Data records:
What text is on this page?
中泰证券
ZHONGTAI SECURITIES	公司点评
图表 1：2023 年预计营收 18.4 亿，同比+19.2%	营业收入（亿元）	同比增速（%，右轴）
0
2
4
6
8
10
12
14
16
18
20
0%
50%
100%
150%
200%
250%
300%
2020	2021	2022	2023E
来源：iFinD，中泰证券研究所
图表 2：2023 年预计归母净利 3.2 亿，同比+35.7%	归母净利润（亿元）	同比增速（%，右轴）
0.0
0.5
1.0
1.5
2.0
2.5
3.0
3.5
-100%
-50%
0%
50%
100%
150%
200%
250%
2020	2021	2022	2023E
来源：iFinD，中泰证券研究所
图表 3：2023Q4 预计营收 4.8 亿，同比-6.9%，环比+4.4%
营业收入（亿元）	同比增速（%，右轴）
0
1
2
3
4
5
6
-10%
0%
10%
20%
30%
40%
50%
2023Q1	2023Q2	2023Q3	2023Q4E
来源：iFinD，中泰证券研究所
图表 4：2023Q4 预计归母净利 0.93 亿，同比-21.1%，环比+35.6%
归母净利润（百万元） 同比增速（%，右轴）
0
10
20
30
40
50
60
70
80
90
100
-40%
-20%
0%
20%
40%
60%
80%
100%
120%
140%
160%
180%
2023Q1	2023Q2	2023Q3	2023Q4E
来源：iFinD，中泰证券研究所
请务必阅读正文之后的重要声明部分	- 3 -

▶ **Given instruction**: Select and copy every line from the records that includes the word "同比增速".

▶ **Task solution**:
图表 1：2023 年预计营收 18.4 亿，同比+19.2%	营业收入（亿元）	同比增速（%，右轴）
图表 2：2023 年预计归母净利 3.2 亿，同比+35.7%	归母净利润（亿元）	同比增速（%，右轴）
营业收入（亿元）	同比增速（%，右轴）
归母净利润（百万元） 同比增速（%，右轴）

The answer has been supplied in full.